# START OF Exercise material

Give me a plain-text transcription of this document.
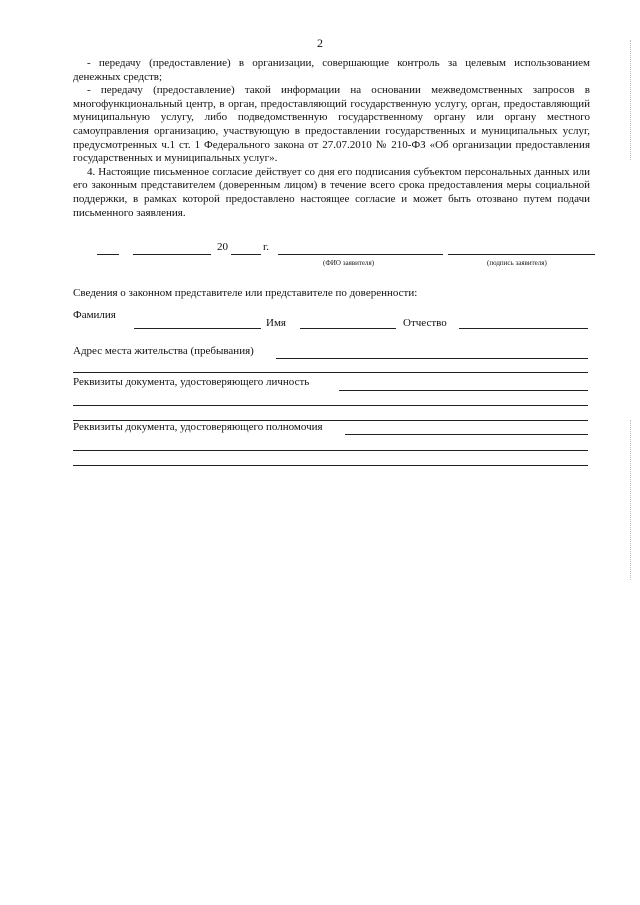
2

- передачу (предоставление) в организации, совершающие контроль за целевым использованием денежных средств;

- передачу (предоставление) такой информации на основании межведомственных запросов в многофункциональный центр, в орган, предоставляющий государственную услугу, орган, предоставляющий муниципальную услугу, либо подведомственную государственному органу или органу местного самоуправления организацию, участвующую в предоставлении государственных и муниципальных услуг, предусмотренных ч.1 ст. 1 Федерального закона от 27.07.2010 № 210-ФЗ «Об организации предоставления государственных и муниципальных услуг».

4. Настоящие письменное согласие действует со дня его подписания субъектом персональных данных или его законным представителем (доверенным лицом) в течение всего срока предоставления меры социальной поддержки, в рамках которой предоставлено настоящее согласие и может быть отозвано путем подачи письменного заявления.

20	г.
(ФИО заявителя)	(подпись заявителя)
Сведения о законном представителе или представителе по доверенности:
Фамилия
Имя	Отчество
Адрес места жительства (пребывания)
Реквизиты документа, удостоверяющего личность
Реквизиты документа, удостоверяющего полномочия
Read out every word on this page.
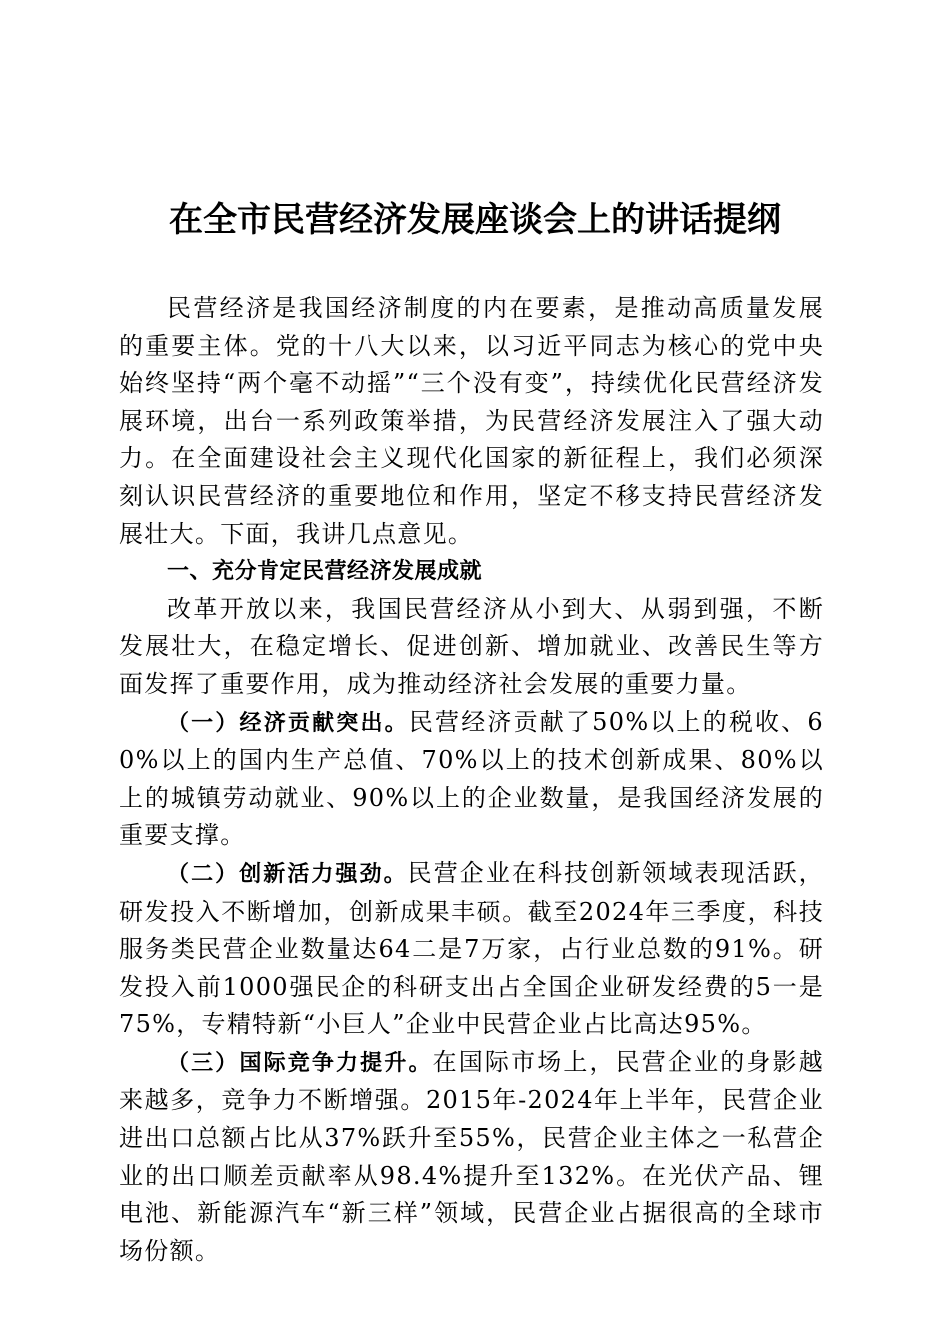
在全市民营经济发展座谈会上的讲话提纲

民营经济是我国经济制度的内在要素，是推动高质量发展的重要主体。党的十八大以来，以习近平同志为核心的党中央始终坚持“两个毫不动摇”“三个没有变”，持续优化民营经济发展环境，出台一系列政策举措，为民营经济发展注入了强大动力。在全面建设社会主义现代化国家的新征程上，我们必须深刻认识民营经济的重要地位和作用，坚定不移支持民营经济发展壮大。下面，我讲几点意见。

一、充分肯定民营经济发展成就

改革开放以来，我国民营经济从小到大、从弱到强，不断发展壮大，在稳定增长、促进创新、增加就业、改善民生等方面发挥了重要作用，成为推动经济社会发展的重要力量。

（一）经济贡献突出。民营经济贡献了50%以上的税收、60%以上的国内生产总值、70%以上的技术创新成果、80%以上的城镇劳动就业、90%以上的企业数量，是我国经济发展的重要支撑。

（二）创新活力强劲。民营企业在科技创新领域表现活跃，研发投入不断增加，创新成果丰硕。截至2024年三季度，科技服务类民营企业数量达64二是7万家，占行业总数的91%。研发投入前1000强民企的科研支出占全国企业研发经费的5一是75%，专精特新“小巨人”企业中民营企业占比高达95%。

（三）国际竞争力提升。在国际市场上，民营企业的身影越来越多，竞争力不断增强。2015年-2024年上半年，民营企业进出口总额占比从37%跃升至55%，民营企业主体之一私营企业的出口顺差贡献率从98.4%提升至132%。在光伏产品、锂电池、新能源汽车“新三样”领域，民营企业占据很高的全球市场份额。
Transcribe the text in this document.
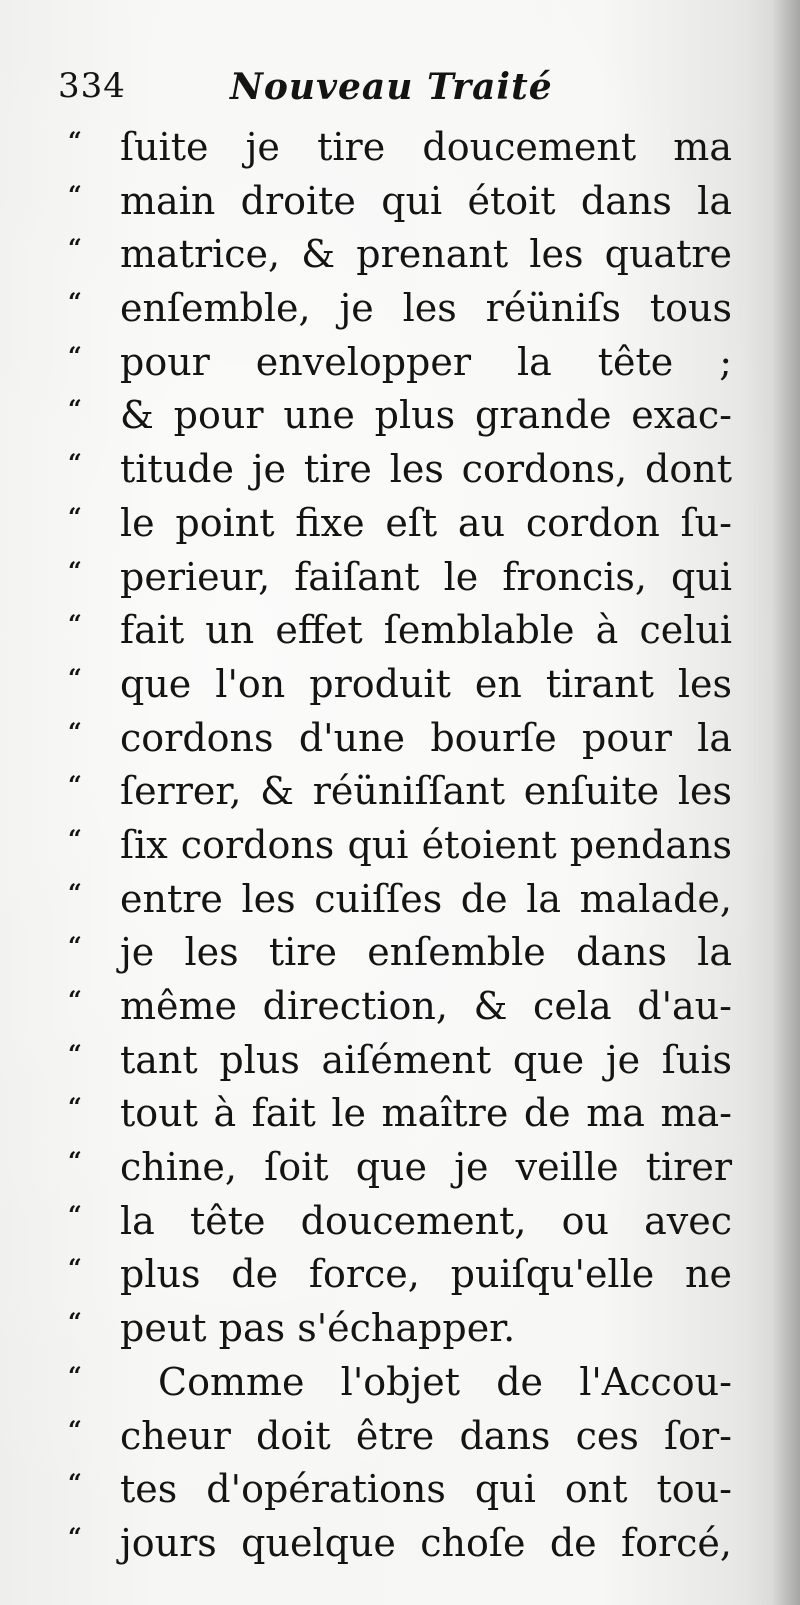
334	Nouveau Traité
“ ſuite je tire doucement ma
“ main droite qui étoit dans la
“ matrice, & prenant les quatre
“ enſemble, je les réüniſs tous
“ pour envelopper la tête ;
“ & pour une plus grande exac-
“ titude je tire les cordons, dont
“ le point fixe eſt au cordon ſu-
“ perieur, faiſant le froncis, qui
“ fait un effet ſemblable à celui
“ que l'on produit en tirant les
“ cordons d'une bourſe pour la
“ ſerrer, & réüniſſant enſuite les
“ ſix cordons qui étoient pendans
“ entre les cuiſſes de la malade,
“ je les tire enſemble dans la
“ même direction, & cela d'au-
“ tant plus aiſément que je ſuis
“ tout à fait le maître de ma ma-
“ chine, ſoit que je veille tirer
“ la tête doucement, ou avec
“ plus de force, puiſqu'elle ne
“ peut pas s'échapper.
“ Comme l'objet de l'Accou-
“ cheur doit être dans ces ſor-
“ tes d'opérations qui ont tou-
“ jours quelque choſe de forcé,
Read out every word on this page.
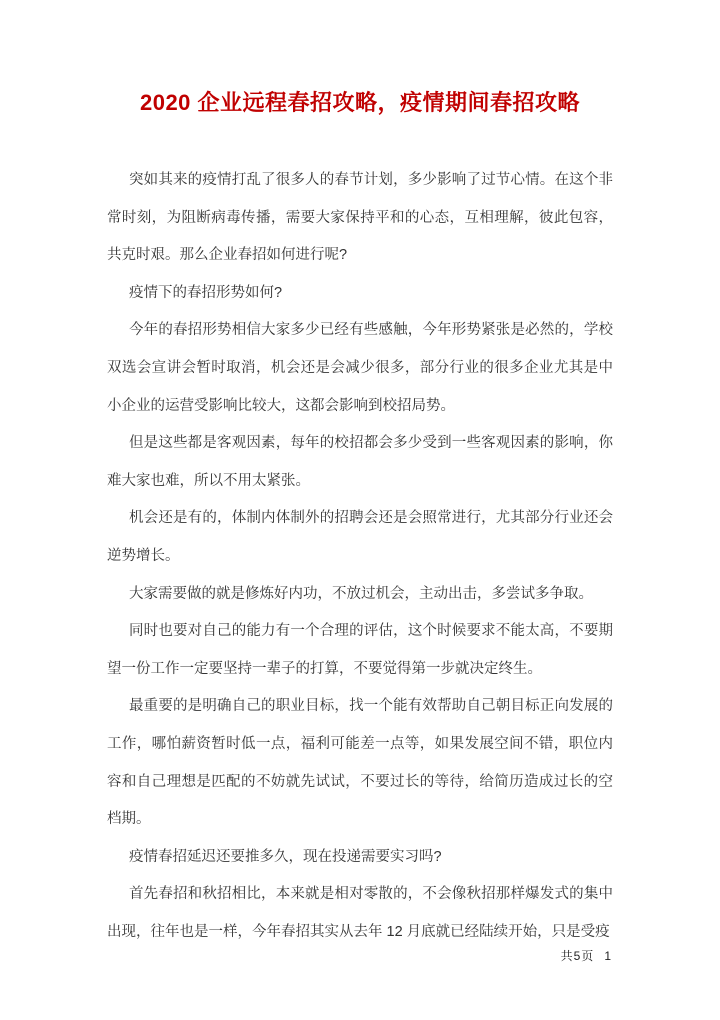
2020 企业远程春招攻略，疫情期间春招攻略

突如其来的疫情打乱了很多人的春节计划，多少影响了过节心情。在这个非常时刻，为阻断病毒传播，需要大家保持平和的心态，互相理解，彼此包容，共克时艰。那么企业春招如何进行呢?

疫情下的春招形势如何?

今年的春招形势相信大家多少已经有些感触，今年形势紧张是必然的，学校双选会宣讲会暂时取消，机会还是会减少很多，部分行业的很多企业尤其是中小企业的运营受影响比较大，这都会影响到校招局势。

但是这些都是客观因素，每年的校招都会多少受到一些客观因素的影响，你难大家也难，所以不用太紧张。

机会还是有的，体制内体制外的招聘会还是会照常进行，尤其部分行业还会逆势增长。

大家需要做的就是修炼好内功，不放过机会，主动出击，多尝试多争取。

同时也要对自己的能力有一个合理的评估，这个时候要求不能太高，不要期望一份工作一定要坚持一辈子的打算，不要觉得第一步就决定终生。

最重要的是明确自己的职业目标，找一个能有效帮助自己朝目标正向发展的工作，哪怕薪资暂时低一点，福利可能差一点等，如果发展空间不错，职位内容和自己理想是匹配的不妨就先试试，不要过长的等待，给简历造成过长的空档期。

疫情春招延迟还要推多久，现在投递需要实习吗?

首先春招和秋招相比，本来就是相对零散的，不会像秋招那样爆发式的集中出现，往年也是一样，今年春招其实从去年 12 月底就已经陆续开始，只是受疫

共5页 1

# END OF Exercise material

Goal: Take every line from the records above that has the word "организации" and copy it.

Exercise answer:
- передачу (предоставление) в организации, совершающие контроль за целевым использованием денежных средств;
- передачу (предоставление) такой информации на основании межведомственных запросов в многофункциональный центр, в орган, предоставляющий государственную услугу, орган, предоставляющий муниципальную услугу, либо подведомственную государственному органу или органу местного самоуправления организацию, участвующую в предоставлении государственных и муниципальных услуг, предусмотренных ч.1 ст. 1 Федерального закона от 27.07.2010 № 210-ФЗ «Об организации предоставления государственных и муниципальных услуг».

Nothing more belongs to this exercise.